**What you need to do:** Output the records below as a Markdown table with two columns, Row and Line. Give each non-blank line its own row, numbered in order.

**Input:**
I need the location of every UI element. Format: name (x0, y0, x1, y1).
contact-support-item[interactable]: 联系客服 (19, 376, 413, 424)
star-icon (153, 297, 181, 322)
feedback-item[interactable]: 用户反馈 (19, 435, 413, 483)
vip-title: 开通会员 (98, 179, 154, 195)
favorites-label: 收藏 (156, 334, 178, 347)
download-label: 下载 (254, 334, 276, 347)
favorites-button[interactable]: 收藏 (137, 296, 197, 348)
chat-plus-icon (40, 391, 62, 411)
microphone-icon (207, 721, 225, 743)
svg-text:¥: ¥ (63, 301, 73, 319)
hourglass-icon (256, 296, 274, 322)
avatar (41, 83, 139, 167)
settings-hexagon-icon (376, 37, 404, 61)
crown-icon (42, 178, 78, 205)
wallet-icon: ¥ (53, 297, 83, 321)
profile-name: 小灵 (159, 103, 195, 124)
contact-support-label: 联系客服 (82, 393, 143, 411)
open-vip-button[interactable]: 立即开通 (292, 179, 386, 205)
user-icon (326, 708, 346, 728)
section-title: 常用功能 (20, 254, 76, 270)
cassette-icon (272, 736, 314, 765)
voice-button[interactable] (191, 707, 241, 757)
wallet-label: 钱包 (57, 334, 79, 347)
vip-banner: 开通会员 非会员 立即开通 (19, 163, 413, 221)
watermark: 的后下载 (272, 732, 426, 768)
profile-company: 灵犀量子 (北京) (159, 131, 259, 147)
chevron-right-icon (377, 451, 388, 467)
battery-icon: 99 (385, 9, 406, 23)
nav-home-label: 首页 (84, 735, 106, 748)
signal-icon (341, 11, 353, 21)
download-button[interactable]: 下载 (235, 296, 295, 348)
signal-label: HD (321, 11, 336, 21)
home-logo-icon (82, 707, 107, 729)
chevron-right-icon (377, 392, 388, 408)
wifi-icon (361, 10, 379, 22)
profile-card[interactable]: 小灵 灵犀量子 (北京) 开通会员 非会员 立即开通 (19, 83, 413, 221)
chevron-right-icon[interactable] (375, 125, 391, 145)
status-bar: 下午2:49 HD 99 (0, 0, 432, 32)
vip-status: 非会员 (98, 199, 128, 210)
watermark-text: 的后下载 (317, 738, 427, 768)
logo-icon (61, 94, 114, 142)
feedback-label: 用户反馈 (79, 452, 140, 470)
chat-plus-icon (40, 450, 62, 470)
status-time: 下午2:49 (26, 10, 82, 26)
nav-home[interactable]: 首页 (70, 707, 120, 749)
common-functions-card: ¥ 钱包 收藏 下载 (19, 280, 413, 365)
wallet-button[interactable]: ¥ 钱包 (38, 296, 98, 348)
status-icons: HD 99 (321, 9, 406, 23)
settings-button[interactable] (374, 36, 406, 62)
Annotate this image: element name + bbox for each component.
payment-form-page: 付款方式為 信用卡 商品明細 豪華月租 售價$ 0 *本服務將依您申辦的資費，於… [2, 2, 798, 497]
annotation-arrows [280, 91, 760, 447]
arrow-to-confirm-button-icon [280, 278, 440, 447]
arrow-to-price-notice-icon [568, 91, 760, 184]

**Task response:**
| Row | Line |
|---|---|
| 1 | I need the location of every UI element. Format: name (x0, y0, x1, y1). |
| 2 | contact-support-item[interactable]: 联系客服 (19, 376, 413, 424) |
| 3 | star-icon (153, 297, 181, 322) |
| 4 | feedback-item[interactable]: 用户反馈 (19, 435, 413, 483) |
| 5 | vip-title: 开通会员 (98, 179, 154, 195) |
| 6 | favorites-label: 收藏 (156, 334, 178, 347) |
| 7 | download-label: 下载 (254, 334, 276, 347) |
| 8 | favorites-button[interactable]: 收藏 (137, 296, 197, 348) |
| 9 | chat-plus-icon (40, 391, 62, 411) |
| 10 | microphone-icon (207, 721, 225, 743) |
| 11 | svg-text:¥: ¥ (63, 301, 73, 319) |
| 12 | hourglass-icon (256, 296, 274, 322) |
| 13 | avatar (41, 83, 139, 167) |
| 14 | settings-hexagon-icon (376, 37, 404, 61) |
| 15 | crown-icon (42, 178, 78, 205) |
| 16 | wallet-icon: ¥ (53, 297, 83, 321) |
| 17 | profile-name: 小灵 (159, 103, 195, 124) |
| 18 | contact-support-label: 联系客服 (82, 393, 143, 411) |
| 19 | open-vip-button[interactable]: 立即开通 (292, 179, 386, 205) |
| 20 | user-icon (326, 708, 346, 728) |
| 21 | section-title: 常用功能 (20, 254, 76, 270) |
| 22 | cassette-icon (272, 736, 314, 765) |
| 23 | voice-button[interactable] (191, 707, 241, 757) |
| 24 | wallet-label: 钱包 (57, 334, 79, 347) |
| 25 | vip-banner: 开通会员 非会员 立即开通 (19, 163, 413, 221) |
| 26 | watermark: 的后下载 (272, 732, 426, 768) |
| 27 | profile-company: 灵犀量子 (北京) (159, 131, 259, 147) |
| 28 | chevron-right-icon (377, 451, 388, 467) |
| 29 | battery-icon: 99 (385, 9, 406, 23) |
| 30 | nav-home-label: 首页 (84, 735, 106, 748) |
| 31 | signal-icon (341, 11, 353, 21) |
| 32 | download-button[interactable]: 下载 (235, 296, 295, 348) |
| 33 | signal-label: HD (321, 11, 336, 21) |
| 34 | home-logo-icon (82, 707, 107, 729) |
| 35 | chevron-right-icon (377, 392, 388, 408) |
| 36 | wifi-icon (361, 10, 379, 22) |
| 37 | profile-card[interactable]: 小灵 灵犀量子 (北京) 开通会员 非会员 立即开通 (19, 83, 413, 221) |
| 38 | chevron-right-icon[interactable] (375, 125, 391, 145) |
| 39 | status-bar: 下午2:49 HD 99 (0, 0, 432, 32) |
| 40 | vip-status: 非会员 (98, 199, 128, 210) |
| 41 | watermark-text: 的后下载 (317, 738, 427, 768) |
| 42 | logo-icon (61, 94, 114, 142) |
| 43 | feedback-label: 用户反馈 (79, 452, 140, 470) |
| 44 | chat-plus-icon (40, 450, 62, 470) |
| 45 | status-time: 下午2:49 (26, 10, 82, 26) |
| 46 | nav-home[interactable]: 首页 (70, 707, 120, 749) |
| 47 | common-functions-card: ¥ 钱包 收藏 下载 (19, 280, 413, 365) |
| 48 | wallet-button[interactable]: ¥ 钱包 (38, 296, 98, 348) |
| 49 | status-icons: HD 99 (321, 9, 406, 23) |
| 50 | settings-button[interactable] (374, 36, 406, 62) |
| 51 | Annotate this image: element name + bbox for each component. |
| 52 | payment-form-page: 付款方式為 信用卡 商品明細 豪華月租 售價$ 0 *本服務將依您申辦的資費，於… [2, 2, 798, 497] |
| 53 | annotation-arrows [280, 91, 760, 447] |
| 54 | arrow-to-confirm-button-icon [280, 278, 440, 447] |
| 55 | arrow-to-price-notice-icon [568, 91, 760, 184] |